TASK REQUIREMENTS: Find and copy every line in the records that includes the string "caption".
= = = = = = =
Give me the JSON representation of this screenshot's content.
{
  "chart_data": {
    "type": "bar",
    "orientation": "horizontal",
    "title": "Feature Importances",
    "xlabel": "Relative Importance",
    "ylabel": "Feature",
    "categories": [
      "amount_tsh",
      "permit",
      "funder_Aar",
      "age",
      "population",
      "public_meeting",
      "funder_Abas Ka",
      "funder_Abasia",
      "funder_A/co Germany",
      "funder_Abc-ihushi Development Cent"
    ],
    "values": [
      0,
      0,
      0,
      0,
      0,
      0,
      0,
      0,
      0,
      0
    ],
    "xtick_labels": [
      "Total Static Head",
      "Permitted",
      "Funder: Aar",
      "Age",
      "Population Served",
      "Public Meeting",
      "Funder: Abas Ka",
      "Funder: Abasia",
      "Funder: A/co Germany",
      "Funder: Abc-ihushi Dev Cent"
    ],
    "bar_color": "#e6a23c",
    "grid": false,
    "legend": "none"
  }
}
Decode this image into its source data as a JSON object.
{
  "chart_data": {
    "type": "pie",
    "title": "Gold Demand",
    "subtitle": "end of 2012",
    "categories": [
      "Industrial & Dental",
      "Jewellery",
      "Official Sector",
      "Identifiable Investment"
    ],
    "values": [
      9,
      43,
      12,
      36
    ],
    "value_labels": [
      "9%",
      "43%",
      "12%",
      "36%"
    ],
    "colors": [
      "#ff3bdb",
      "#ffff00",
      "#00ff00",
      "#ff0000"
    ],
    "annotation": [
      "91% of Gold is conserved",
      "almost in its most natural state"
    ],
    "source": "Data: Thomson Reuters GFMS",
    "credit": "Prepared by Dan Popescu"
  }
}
= = = = = = =
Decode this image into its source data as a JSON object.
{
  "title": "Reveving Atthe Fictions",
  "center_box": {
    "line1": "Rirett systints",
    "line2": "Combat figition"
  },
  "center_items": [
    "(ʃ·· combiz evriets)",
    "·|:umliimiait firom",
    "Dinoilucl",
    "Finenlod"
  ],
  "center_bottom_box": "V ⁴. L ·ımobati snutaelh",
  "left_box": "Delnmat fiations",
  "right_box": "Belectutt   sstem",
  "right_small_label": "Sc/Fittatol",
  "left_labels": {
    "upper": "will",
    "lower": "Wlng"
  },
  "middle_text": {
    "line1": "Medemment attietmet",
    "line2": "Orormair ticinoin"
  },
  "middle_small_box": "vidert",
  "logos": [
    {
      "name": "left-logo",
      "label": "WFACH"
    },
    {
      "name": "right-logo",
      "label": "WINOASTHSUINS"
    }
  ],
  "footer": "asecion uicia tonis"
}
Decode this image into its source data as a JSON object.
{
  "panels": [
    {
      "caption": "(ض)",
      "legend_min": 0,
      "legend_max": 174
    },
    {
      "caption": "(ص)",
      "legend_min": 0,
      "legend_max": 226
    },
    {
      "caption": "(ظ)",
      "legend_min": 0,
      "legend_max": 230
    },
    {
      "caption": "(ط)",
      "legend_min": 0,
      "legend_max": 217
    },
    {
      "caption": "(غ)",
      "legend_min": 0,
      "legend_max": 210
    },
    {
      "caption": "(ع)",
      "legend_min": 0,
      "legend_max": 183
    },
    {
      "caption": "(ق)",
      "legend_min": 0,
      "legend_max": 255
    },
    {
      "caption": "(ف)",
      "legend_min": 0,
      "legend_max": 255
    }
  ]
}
= = = = = = =
ANSWER TO THE PROBLEM:
      "caption": "(ض)",
      "caption": "(ص)",
      "caption": "(ظ)",
      "caption": "(ط)",
      "caption": "(غ)",
      "caption": "(ع)",
      "caption": "(ق)",
      "caption": "(ف)",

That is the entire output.